=== STORED ROWS ===
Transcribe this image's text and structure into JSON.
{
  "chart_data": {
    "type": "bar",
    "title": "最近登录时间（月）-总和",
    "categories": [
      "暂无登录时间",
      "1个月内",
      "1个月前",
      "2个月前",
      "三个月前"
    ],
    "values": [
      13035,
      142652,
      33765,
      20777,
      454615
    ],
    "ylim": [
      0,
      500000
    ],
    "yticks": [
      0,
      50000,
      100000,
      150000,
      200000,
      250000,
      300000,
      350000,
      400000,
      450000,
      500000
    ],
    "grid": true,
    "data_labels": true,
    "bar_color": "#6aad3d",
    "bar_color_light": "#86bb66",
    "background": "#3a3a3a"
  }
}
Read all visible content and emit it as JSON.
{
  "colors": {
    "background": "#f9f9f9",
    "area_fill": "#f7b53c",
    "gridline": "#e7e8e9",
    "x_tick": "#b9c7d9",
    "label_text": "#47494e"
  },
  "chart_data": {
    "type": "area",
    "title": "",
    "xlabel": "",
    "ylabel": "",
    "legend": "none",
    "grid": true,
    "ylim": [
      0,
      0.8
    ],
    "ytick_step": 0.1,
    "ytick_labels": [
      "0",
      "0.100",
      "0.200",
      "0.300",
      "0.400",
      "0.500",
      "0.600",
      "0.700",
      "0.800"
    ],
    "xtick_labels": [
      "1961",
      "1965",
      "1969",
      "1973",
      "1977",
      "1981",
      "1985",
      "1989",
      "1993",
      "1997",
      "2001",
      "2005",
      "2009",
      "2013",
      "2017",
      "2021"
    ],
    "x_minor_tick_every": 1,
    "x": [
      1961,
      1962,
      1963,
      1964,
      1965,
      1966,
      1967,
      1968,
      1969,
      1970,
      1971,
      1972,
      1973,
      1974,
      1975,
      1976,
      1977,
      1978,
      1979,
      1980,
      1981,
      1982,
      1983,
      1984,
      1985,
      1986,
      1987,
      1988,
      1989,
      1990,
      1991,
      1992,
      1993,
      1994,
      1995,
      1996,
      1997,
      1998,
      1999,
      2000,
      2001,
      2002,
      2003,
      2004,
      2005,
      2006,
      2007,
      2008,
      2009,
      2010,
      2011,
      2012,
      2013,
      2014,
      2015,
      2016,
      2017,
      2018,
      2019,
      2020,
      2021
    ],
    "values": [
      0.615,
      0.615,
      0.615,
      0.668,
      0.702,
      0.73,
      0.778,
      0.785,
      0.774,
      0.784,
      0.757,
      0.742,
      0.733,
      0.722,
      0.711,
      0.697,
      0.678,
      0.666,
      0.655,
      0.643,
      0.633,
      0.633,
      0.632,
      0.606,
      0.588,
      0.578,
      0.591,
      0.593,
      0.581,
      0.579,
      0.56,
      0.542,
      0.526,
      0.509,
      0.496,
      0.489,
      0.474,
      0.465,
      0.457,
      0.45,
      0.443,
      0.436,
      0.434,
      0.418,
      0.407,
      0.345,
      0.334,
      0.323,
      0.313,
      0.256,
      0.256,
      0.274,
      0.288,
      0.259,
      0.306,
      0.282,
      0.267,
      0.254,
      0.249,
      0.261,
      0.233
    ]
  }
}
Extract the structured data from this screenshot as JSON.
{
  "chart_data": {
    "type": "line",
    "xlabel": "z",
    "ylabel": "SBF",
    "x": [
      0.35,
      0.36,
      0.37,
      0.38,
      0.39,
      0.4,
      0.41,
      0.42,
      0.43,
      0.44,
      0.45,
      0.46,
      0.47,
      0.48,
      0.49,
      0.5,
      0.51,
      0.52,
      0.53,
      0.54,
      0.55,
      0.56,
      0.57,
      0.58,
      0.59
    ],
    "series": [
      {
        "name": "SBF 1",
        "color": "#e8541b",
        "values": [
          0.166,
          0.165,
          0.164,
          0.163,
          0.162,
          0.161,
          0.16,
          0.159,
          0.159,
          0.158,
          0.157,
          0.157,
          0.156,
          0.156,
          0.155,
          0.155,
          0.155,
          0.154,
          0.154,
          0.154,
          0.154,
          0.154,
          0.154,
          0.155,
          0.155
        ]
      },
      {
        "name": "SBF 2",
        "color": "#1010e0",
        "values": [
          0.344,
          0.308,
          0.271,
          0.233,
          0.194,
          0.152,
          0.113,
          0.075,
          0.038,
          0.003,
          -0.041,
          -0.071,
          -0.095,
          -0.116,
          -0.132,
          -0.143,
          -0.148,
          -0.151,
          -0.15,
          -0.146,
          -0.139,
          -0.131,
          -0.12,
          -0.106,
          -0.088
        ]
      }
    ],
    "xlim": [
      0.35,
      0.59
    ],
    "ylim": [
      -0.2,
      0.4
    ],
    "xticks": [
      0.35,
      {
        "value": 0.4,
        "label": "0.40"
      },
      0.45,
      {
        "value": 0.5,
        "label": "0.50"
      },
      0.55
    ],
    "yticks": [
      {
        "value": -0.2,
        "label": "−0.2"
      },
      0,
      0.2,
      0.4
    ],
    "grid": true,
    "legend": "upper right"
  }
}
===
TASK BRIEF – Quote all the records. Keep every word exact.

OUTPUT –
Transcribe this image's text and structure into JSON.
{
  "chart_data": {
    "type": "bar",
    "title": "最近登录时间（月）-总和",
    "categories": [
      "暂无登录时间",
      "1个月内",
      "1个月前",
      "2个月前",
      "三个月前"
    ],
    "values": [
      13035,
      142652,
      33765,
      20777,
      454615
    ],
    "ylim": [
      0,
      500000
    ],
    "yticks": [
      0,
      50000,
      100000,
      150000,
      200000,
      250000,
      300000,
      350000,
      400000,
      450000,
      500000
    ],
    "grid": true,
    "data_labels": true,
    "bar_color": "#6aad3d",
    "bar_color_light": "#86bb66",
    "background": "#3a3a3a"
  }
}
Read all visible content and emit it as JSON.
{
  "colors": {
    "background": "#f9f9f9",
    "area_fill": "#f7b53c",
    "gridline": "#e7e8e9",
    "x_tick": "#b9c7d9",
    "label_text": "#47494e"
  },
  "chart_data": {
    "type": "area",
    "title": "",
    "xlabel": "",
    "ylabel": "",
    "legend": "none",
    "grid": true,
    "ylim": [
      0,
      0.8
    ],
    "ytick_step": 0.1,
    "ytick_labels": [
      "0",
      "0.100",
      "0.200",
      "0.300",
      "0.400",
      "0.500",
      "0.600",
      "0.700",
      "0.800"
    ],
    "xtick_labels": [
      "1961",
      "1965",
      "1969",
      "1973",
      "1977",
      "1981",
      "1985",
      "1989",
      "1993",
      "1997",
      "2001",
      "2005",
      "2009",
      "2013",
      "2017",
      "2021"
    ],
    "x_minor_tick_every": 1,
    "x": [
      1961,
      1962,
      1963,
      1964,
      1965,
      1966,
      1967,
      1968,
      1969,
      1970,
      1971,
      1972,
      1973,
      1974,
      1975,
      1976,
      1977,
      1978,
      1979,
      1980,
      1981,
      1982,
      1983,
      1984,
      1985,
      1986,
      1987,
      1988,
      1989,
      1990,
      1991,
      1992,
      1993,
      1994,
      1995,
      1996,
      1997,
      1998,
      1999,
      2000,
      2001,
      2002,
      2003,
      2004,
      2005,
      2006,
      2007,
      2008,
      2009,
      2010,
      2011,
      2012,
      2013,
      2014,
      2015,
      2016,
      2017,
      2018,
      2019,
      2020,
      2021
    ],
    "values": [
      0.615,
      0.615,
      0.615,
      0.668,
      0.702,
      0.73,
      0.778,
      0.785,
      0.774,
      0.784,
      0.757,
      0.742,
      0.733,
      0.722,
      0.711,
      0.697,
      0.678,
      0.666,
      0.655,
      0.643,
      0.633,
      0.633,
      0.632,
      0.606,
      0.588,
      0.578,
      0.591,
      0.593,
      0.581,
      0.579,
      0.56,
      0.542,
      0.526,
      0.509,
      0.496,
      0.489,
      0.474,
      0.465,
      0.457,
      0.45,
      0.443,
      0.436,
      0.434,
      0.418,
      0.407,
      0.345,
      0.334,
      0.323,
      0.313,
      0.256,
      0.256,
      0.274,
      0.288,
      0.259,
      0.306,
      0.282,
      0.267,
      0.254,
      0.249,
      0.261,
      0.233
    ]
  }
}
Extract the structured data from this screenshot as JSON.
{
  "chart_data": {
    "type": "line",
    "xlabel": "z",
    "ylabel": "SBF",
    "x": [
      0.35,
      0.36,
      0.37,
      0.38,
      0.39,
      0.4,
      0.41,
      0.42,
      0.43,
      0.44,
      0.45,
      0.46,
      0.47,
      0.48,
      0.49,
      0.5,
      0.51,
      0.52,
      0.53,
      0.54,
      0.55,
      0.56,
      0.57,
      0.58,
      0.59
    ],
    "series": [
      {
        "name": "SBF 1",
        "color": "#e8541b",
        "values": [
          0.166,
          0.165,
          0.164,
          0.163,
          0.162,
          0.161,
          0.16,
          0.159,
          0.159,
          0.158,
          0.157,
          0.157,
          0.156,
          0.156,
          0.155,
          0.155,
          0.155,
          0.154,
          0.154,
          0.154,
          0.154,
          0.154,
          0.154,
          0.155,
          0.155
        ]
      },
      {
        "name": "SBF 2",
        "color": "#1010e0",
        "values": [
          0.344,
          0.308,
          0.271,
          0.233,
          0.194,
          0.152,
          0.113,
          0.075,
          0.038,
          0.003,
          -0.041,
          -0.071,
          -0.095,
          -0.116,
          -0.132,
          -0.143,
          -0.148,
          -0.151,
          -0.15,
          -0.146,
          -0.139,
          -0.131,
          -0.12,
          -0.106,
          -0.088
        ]
      }
    ],
    "xlim": [
      0.35,
      0.59
    ],
    "ylim": [
      -0.2,
      0.4
    ],
    "xticks": [
      0.35,
      {
        "value": 0.4,
        "label": "0.40"
      },
      0.45,
      {
        "value": 0.5,
        "label": "0.50"
      },
      0.55
    ],
    "yticks": [
      {
        "value": -0.2,
        "label": "−0.2"
      },
      0,
      0.2,
      0.4
    ],
    "grid": true,
    "legend": "upper right"
  }
}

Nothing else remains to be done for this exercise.